* _What you are asked to do_:
In full and without change, retype the records.

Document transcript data
════════════════

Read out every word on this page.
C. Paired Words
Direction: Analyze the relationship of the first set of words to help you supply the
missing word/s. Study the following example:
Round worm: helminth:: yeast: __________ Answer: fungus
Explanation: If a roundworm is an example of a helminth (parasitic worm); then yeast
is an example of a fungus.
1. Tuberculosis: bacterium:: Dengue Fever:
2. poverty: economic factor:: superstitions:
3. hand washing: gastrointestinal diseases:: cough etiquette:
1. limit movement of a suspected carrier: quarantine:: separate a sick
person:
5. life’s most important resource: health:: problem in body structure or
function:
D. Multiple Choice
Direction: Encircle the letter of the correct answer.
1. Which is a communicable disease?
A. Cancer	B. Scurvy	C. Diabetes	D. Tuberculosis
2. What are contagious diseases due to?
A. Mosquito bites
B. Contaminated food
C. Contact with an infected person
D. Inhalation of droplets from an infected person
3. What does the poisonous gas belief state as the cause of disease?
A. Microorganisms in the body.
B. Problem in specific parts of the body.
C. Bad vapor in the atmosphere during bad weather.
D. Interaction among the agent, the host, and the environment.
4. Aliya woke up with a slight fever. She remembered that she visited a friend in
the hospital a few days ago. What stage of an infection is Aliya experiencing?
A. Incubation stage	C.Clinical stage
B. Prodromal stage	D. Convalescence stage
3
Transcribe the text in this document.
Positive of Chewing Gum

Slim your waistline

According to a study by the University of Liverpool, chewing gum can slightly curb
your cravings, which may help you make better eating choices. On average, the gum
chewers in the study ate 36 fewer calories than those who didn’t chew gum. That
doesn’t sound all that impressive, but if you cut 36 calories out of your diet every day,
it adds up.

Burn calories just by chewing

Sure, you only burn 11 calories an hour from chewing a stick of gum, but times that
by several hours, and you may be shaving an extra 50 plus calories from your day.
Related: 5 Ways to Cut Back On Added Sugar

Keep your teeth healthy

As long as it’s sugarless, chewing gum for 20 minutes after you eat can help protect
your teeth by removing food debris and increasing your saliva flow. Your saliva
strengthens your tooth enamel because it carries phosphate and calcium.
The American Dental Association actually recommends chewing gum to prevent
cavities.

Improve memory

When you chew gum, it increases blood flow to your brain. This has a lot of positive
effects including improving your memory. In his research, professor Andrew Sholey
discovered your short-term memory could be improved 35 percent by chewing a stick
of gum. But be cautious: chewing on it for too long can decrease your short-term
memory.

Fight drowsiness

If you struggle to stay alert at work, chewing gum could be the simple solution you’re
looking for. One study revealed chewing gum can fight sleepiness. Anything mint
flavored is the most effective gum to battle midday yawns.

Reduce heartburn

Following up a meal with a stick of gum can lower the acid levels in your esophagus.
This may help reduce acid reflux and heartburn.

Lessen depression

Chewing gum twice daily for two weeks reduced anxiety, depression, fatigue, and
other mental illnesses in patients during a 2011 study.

════════════════

* _Exercise result_:
Read out every word on this page.
C. Paired Words
Direction: Analyze the relationship of the first set of words to help you supply the
missing word/s. Study the following example:
Round worm: helminth:: yeast: __________ Answer: fungus
Explanation: If a roundworm is an example of a helminth (parasitic worm); then yeast
is an example of a fungus.
1. Tuberculosis: bacterium:: Dengue Fever:
2. poverty: economic factor:: superstitions:
3. hand washing: gastrointestinal diseases:: cough etiquette:
1. limit movement of a suspected carrier: quarantine:: separate a sick
person:
5. life’s most important resource: health:: problem in body structure or
function:
D. Multiple Choice
Direction: Encircle the letter of the correct answer.
1. Which is a communicable disease?
A. Cancer	B. Scurvy	C. Diabetes	D. Tuberculosis
2. What are contagious diseases due to?
A. Mosquito bites
B. Contaminated food
C. Contact with an infected person
D. Inhalation of droplets from an infected person
3. What does the poisonous gas belief state as the cause of disease?
A. Microorganisms in the body.
B. Problem in specific parts of the body.
C. Bad vapor in the atmosphere during bad weather.
D. Interaction among the agent, the host, and the environment.
4. Aliya woke up with a slight fever. She remembered that she visited a friend in
the hospital a few days ago. What stage of an infection is Aliya experiencing?
A. Incubation stage	C.Clinical stage
B. Prodromal stage	D. Convalescence stage
3
Transcribe the text in this document.
Positive of Chewing Gum

Slim your waistline

According to a study by the University of Liverpool, chewing gum can slightly curb
your cravings, which may help you make better eating choices. On average, the gum
chewers in the study ate 36 fewer calories than those who didn’t chew gum. That
doesn’t sound all that impressive, but if you cut 36 calories out of your diet every day,
it adds up.

Burn calories just by chewing

Sure, you only burn 11 calories an hour from chewing a stick of gum, but times that
by several hours, and you may be shaving an extra 50 plus calories from your day.
Related: 5 Ways to Cut Back On Added Sugar

Keep your teeth healthy

As long as it’s sugarless, chewing gum for 20 minutes after you eat can help protect
your teeth by removing food debris and increasing your saliva flow. Your saliva
strengthens your tooth enamel because it carries phosphate and calcium.
The American Dental Association actually recommends chewing gum to prevent
cavities.

Improve memory

When you chew gum, it increases blood flow to your brain. This has a lot of positive
effects including improving your memory. In his research, professor Andrew Sholey
discovered your short-term memory could be improved 35 percent by chewing a stick
of gum. But be cautious: chewing on it for too long can decrease your short-term
memory.

Fight drowsiness

If you struggle to stay alert at work, chewing gum could be the simple solution you’re
looking for. One study revealed chewing gum can fight sleepiness. Anything mint
flavored is the most effective gum to battle midday yawns.

Reduce heartburn

Following up a meal with a stick of gum can lower the acid levels in your esophagus.
This may help reduce acid reflux and heartburn.

Lessen depression

Chewing gum twice daily for two weeks reduced anxiety, depression, fatigue, and
other mental illnesses in patients during a 2011 study.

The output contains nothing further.